- TASK PROMPT -
Read the records and write them out again exactly.
+++ WORKING DATA +++
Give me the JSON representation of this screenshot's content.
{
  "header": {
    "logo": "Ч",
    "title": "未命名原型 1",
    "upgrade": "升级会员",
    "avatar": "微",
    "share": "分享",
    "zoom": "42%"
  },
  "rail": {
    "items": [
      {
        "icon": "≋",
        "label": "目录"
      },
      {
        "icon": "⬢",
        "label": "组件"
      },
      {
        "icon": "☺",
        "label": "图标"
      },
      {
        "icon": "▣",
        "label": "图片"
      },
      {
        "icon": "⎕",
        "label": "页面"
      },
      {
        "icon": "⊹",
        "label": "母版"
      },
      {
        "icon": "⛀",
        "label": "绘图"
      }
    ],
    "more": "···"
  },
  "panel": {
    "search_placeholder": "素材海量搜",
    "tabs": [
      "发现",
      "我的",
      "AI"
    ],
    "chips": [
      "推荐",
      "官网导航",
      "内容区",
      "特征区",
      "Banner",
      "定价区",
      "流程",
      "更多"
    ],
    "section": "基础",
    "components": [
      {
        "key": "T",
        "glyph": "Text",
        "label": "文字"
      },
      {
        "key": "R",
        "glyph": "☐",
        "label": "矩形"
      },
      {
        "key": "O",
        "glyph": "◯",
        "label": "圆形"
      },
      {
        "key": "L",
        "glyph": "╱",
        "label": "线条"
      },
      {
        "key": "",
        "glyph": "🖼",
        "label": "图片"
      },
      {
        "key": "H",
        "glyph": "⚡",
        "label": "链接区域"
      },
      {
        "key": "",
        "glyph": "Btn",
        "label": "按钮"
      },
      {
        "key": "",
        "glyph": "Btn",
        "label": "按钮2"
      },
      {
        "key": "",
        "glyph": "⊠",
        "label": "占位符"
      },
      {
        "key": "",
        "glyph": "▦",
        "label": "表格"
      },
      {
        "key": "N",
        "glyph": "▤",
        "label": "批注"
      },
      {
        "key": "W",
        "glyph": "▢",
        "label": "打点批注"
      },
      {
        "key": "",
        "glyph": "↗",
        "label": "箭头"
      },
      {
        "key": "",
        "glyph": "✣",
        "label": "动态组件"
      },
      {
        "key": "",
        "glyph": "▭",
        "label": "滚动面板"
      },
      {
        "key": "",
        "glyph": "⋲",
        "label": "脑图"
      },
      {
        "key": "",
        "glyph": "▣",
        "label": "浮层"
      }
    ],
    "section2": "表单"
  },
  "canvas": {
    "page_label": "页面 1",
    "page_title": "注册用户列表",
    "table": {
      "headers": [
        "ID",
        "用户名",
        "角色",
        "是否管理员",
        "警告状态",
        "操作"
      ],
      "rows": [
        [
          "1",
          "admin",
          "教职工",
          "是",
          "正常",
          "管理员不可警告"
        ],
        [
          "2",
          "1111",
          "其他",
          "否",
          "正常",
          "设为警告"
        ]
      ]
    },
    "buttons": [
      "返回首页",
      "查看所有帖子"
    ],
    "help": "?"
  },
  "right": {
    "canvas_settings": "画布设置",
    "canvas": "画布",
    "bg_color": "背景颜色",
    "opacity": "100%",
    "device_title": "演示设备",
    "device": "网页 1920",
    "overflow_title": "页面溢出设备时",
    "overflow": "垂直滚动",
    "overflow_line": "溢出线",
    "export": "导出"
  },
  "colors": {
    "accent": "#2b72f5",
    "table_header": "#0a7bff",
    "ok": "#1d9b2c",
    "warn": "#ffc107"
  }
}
+++
- WRITTEN SOLUTION -
Give me the JSON representation of this screenshot's content.
{
  "header": {
    "logo": "Ч",
    "title": "未命名原型 1",
    "upgrade": "升级会员",
    "avatar": "微",
    "share": "分享",
    "zoom": "42%"
  },
  "rail": {
    "items": [
      {
        "icon": "≋",
        "label": "目录"
      },
      {
        "icon": "⬢",
        "label": "组件"
      },
      {
        "icon": "☺",
        "label": "图标"
      },
      {
        "icon": "▣",
        "label": "图片"
      },
      {
        "icon": "⎕",
        "label": "页面"
      },
      {
        "icon": "⊹",
        "label": "母版"
      },
      {
        "icon": "⛀",
        "label": "绘图"
      }
    ],
    "more": "···"
  },
  "panel": {
    "search_placeholder": "素材海量搜",
    "tabs": [
      "发现",
      "我的",
      "AI"
    ],
    "chips": [
      "推荐",
      "官网导航",
      "内容区",
      "特征区",
      "Banner",
      "定价区",
      "流程",
      "更多"
    ],
    "section": "基础",
    "components": [
      {
        "key": "T",
        "glyph": "Text",
        "label": "文字"
      },
      {
        "key": "R",
        "glyph": "☐",
        "label": "矩形"
      },
      {
        "key": "O",
        "glyph": "◯",
        "label": "圆形"
      },
      {
        "key": "L",
        "glyph": "╱",
        "label": "线条"
      },
      {
        "key": "",
        "glyph": "🖼",
        "label": "图片"
      },
      {
        "key": "H",
        "glyph": "⚡",
        "label": "链接区域"
      },
      {
        "key": "",
        "glyph": "Btn",
        "label": "按钮"
      },
      {
        "key": "",
        "glyph": "Btn",
        "label": "按钮2"
      },
      {
        "key": "",
        "glyph": "⊠",
        "label": "占位符"
      },
      {
        "key": "",
        "glyph": "▦",
        "label": "表格"
      },
      {
        "key": "N",
        "glyph": "▤",
        "label": "批注"
      },
      {
        "key": "W",
        "glyph": "▢",
        "label": "打点批注"
      },
      {
        "key": "",
        "glyph": "↗",
        "label": "箭头"
      },
      {
        "key": "",
        "glyph": "✣",
        "label": "动态组件"
      },
      {
        "key": "",
        "glyph": "▭",
        "label": "滚动面板"
      },
      {
        "key": "",
        "glyph": "⋲",
        "label": "脑图"
      },
      {
        "key": "",
        "glyph": "▣",
        "label": "浮层"
      }
    ],
    "section2": "表单"
  },
  "canvas": {
    "page_label": "页面 1",
    "page_title": "注册用户列表",
    "table": {
      "headers": [
        "ID",
        "用户名",
        "角色",
        "是否管理员",
        "警告状态",
        "操作"
      ],
      "rows": [
        [
          "1",
          "admin",
          "教职工",
          "是",
          "正常",
          "管理员不可警告"
        ],
        [
          "2",
          "1111",
          "其他",
          "否",
          "正常",
          "设为警告"
        ]
      ]
    },
    "buttons": [
      "返回首页",
      "查看所有帖子"
    ],
    "help": "?"
  },
  "right": {
    "canvas_settings": "画布设置",
    "canvas": "画布",
    "bg_color": "背景颜色",
    "opacity": "100%",
    "device_title": "演示设备",
    "device": "网页 1920",
    "overflow_title": "页面溢出设备时",
    "overflow": "垂直滚动",
    "overflow_line": "溢出线",
    "export": "导出"
  },
  "colors": {
    "accent": "#2b72f5",
    "table_header": "#0a7bff",
    "ok": "#1d9b2c",
    "warn": "#ffc107"
  }
}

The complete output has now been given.